=== STATED GOAL ===
Exactly reproduce all the records, keeping pictures out of the copy.

=== SUPPLIED MATERIAL ===
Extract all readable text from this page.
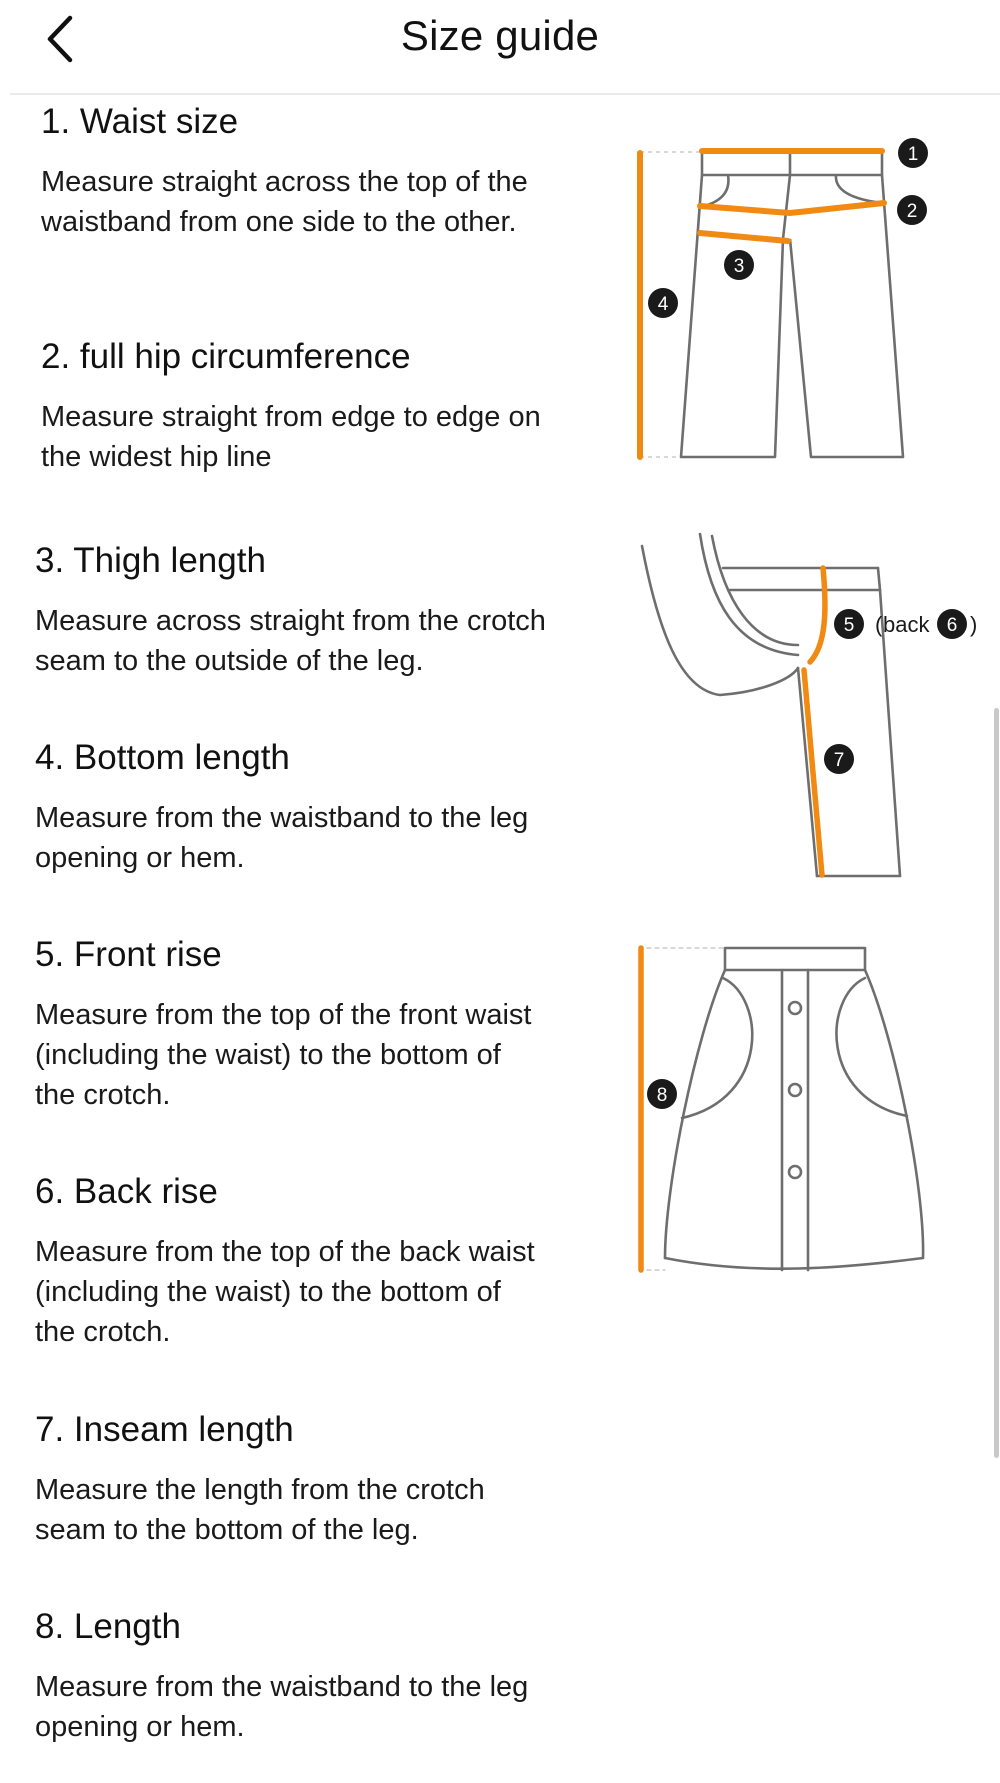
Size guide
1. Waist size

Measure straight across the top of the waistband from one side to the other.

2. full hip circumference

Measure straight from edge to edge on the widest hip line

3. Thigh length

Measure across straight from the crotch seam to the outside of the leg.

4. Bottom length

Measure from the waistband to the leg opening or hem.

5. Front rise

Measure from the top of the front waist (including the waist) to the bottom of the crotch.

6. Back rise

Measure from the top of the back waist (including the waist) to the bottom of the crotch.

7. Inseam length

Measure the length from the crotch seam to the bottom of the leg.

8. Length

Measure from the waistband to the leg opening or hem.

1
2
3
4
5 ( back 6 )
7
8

=== TASK OUTPUT ===
Extract all readable text from this page.
Size guide
1. Waist size

Measure straight across the top of the waistband from one side to the other.

2. full hip circumference

Measure straight from edge to edge on the widest hip line

3. Thigh length

Measure across straight from the crotch seam to the outside of the leg.

4. Bottom length

Measure from the waistband to the leg opening or hem.

5. Front rise

Measure from the top of the front waist (including the waist) to the bottom of the crotch.

6. Back rise

Measure from the top of the back waist (including the waist) to the bottom of the crotch.

7. Inseam length

Measure the length from the crotch seam to the bottom of the leg.

8. Length

Measure from the waistband to the leg opening or hem.

1
2
3
4
5 ( back 6 )
7
8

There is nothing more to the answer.